INFORMATION PROVIDED>
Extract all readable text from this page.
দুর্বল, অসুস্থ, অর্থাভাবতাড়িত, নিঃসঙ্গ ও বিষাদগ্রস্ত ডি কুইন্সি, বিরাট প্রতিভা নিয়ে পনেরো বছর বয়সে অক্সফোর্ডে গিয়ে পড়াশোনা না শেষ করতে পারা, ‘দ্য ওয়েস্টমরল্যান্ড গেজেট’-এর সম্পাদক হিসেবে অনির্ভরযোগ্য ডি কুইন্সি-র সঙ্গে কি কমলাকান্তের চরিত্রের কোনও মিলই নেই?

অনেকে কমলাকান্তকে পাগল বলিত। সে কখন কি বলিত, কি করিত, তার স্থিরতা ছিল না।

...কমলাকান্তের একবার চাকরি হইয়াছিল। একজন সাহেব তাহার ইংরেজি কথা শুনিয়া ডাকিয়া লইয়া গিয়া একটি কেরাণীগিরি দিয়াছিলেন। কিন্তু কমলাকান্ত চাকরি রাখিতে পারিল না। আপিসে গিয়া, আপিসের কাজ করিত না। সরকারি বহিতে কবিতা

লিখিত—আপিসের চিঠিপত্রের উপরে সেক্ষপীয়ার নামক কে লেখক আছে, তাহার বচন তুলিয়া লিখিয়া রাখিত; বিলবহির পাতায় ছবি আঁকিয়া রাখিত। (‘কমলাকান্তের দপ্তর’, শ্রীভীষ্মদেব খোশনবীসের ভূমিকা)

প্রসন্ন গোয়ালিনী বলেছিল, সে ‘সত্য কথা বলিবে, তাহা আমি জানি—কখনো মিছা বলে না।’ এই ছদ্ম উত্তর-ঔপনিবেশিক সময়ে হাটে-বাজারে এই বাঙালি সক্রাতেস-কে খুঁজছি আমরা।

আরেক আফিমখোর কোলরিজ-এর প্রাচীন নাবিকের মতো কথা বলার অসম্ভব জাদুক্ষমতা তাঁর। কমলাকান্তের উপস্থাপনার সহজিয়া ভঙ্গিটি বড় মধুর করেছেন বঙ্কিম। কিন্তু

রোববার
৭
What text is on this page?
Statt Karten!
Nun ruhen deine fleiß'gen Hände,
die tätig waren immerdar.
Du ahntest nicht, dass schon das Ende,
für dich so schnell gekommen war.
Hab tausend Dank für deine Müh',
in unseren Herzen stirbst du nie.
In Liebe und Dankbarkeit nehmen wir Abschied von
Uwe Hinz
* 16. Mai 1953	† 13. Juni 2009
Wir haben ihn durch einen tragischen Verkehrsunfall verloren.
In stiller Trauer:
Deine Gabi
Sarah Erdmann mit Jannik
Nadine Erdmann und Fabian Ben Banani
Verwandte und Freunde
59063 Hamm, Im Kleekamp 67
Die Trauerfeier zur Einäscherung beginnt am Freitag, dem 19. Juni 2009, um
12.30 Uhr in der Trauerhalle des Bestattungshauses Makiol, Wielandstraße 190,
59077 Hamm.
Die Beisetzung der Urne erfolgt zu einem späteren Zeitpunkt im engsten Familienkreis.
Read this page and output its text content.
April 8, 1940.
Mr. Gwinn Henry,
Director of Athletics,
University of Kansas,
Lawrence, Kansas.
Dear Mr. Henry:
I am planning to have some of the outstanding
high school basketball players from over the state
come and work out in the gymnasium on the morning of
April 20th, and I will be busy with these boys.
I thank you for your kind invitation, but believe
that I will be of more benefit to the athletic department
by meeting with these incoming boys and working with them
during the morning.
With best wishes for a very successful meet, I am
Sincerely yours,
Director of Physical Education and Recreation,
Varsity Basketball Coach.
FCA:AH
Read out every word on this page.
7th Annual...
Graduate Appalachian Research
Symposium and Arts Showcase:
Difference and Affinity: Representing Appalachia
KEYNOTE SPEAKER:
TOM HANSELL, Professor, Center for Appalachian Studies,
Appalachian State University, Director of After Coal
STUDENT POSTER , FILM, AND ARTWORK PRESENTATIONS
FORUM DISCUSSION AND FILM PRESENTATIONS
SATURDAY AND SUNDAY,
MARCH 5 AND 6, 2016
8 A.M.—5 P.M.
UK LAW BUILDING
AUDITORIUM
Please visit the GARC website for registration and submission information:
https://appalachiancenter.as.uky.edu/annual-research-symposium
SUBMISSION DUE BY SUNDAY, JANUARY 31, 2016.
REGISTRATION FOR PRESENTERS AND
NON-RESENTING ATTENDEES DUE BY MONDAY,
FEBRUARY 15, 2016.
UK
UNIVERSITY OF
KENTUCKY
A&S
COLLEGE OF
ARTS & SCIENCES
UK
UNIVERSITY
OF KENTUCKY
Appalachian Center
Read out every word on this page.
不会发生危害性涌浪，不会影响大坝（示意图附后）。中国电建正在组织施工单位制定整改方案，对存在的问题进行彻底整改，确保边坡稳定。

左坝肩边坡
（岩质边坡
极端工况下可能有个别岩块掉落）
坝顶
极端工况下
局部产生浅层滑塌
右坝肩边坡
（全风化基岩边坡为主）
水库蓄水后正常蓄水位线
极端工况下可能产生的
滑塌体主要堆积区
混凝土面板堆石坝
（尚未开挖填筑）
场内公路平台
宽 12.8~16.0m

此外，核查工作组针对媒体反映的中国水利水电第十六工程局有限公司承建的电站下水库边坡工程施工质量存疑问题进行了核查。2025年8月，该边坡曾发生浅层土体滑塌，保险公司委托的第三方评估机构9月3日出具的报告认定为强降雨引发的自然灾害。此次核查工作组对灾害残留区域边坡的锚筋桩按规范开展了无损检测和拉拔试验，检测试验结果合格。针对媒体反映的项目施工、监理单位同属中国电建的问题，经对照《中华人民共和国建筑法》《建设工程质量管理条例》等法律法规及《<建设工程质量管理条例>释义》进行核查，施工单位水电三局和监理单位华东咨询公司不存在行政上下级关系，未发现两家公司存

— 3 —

WHAT IS EXPECTED> Scan the material above. Copy each line that holds the word "SUNDAY".

EXPECTED ANSWER>
SATURDAY AND SUNDAY,
SUBMISSION DUE BY SUNDAY, JANUARY 31, 2016.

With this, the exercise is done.